* **EXERCISE BRIEF**: Count how many lines hold the word "title" and give that number as the whole answer.

═══ EXERCISE MATERIAL

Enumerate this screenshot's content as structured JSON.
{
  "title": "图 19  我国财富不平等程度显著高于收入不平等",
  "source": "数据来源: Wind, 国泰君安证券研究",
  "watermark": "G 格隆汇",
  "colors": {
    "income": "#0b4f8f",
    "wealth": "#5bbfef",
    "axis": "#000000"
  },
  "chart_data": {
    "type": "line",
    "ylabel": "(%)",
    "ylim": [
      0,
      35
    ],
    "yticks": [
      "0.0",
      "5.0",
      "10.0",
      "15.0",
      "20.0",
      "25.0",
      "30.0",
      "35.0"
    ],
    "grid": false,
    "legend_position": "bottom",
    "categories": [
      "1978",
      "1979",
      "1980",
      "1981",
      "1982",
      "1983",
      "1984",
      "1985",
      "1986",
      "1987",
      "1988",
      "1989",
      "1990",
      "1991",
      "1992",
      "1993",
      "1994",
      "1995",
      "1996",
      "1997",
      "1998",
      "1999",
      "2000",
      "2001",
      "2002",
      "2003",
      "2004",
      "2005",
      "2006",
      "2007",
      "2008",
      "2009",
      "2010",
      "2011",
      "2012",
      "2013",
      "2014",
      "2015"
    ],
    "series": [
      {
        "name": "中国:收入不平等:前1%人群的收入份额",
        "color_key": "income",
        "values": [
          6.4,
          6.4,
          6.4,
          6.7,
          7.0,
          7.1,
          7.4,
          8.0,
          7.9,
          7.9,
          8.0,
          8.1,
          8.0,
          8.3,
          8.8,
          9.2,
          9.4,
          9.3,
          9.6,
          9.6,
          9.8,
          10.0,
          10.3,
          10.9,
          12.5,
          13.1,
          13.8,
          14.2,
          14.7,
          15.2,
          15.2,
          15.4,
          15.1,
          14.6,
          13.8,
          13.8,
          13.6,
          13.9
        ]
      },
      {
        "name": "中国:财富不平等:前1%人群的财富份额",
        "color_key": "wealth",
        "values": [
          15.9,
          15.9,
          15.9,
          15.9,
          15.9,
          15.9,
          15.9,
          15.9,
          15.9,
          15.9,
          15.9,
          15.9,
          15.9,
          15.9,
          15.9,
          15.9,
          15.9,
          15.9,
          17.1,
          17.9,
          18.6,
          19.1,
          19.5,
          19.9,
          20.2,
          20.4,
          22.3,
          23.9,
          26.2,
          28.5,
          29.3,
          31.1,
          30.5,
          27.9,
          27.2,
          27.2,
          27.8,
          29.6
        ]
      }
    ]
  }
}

══════
═══ EXERCISE MATERIAL

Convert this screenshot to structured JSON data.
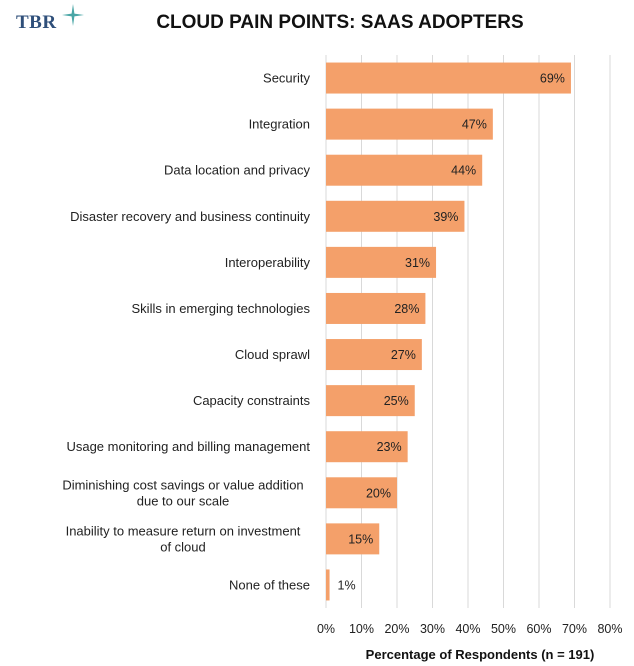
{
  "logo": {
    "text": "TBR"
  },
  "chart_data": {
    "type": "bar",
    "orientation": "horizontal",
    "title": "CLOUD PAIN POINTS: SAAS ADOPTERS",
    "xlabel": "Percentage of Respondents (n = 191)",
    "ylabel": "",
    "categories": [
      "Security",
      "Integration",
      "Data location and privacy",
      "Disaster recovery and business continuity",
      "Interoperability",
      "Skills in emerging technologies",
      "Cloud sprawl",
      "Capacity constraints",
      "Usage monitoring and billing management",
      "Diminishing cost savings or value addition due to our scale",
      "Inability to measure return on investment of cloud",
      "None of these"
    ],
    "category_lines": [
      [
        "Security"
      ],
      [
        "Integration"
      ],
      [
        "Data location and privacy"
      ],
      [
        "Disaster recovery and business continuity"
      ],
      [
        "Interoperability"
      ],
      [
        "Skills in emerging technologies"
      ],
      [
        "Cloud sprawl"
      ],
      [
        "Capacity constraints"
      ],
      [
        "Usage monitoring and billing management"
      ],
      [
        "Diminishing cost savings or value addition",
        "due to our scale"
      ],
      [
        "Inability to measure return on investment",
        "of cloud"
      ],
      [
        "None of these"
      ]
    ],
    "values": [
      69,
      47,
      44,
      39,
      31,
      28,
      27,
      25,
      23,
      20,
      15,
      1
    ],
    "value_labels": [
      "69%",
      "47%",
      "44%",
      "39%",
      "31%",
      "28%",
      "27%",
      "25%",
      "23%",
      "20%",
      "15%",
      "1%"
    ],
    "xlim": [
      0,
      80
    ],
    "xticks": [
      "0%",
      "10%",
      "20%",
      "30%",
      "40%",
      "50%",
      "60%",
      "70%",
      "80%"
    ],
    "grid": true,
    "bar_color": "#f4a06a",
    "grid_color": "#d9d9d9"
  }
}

══════

* **ANSWER IN FULL**: 2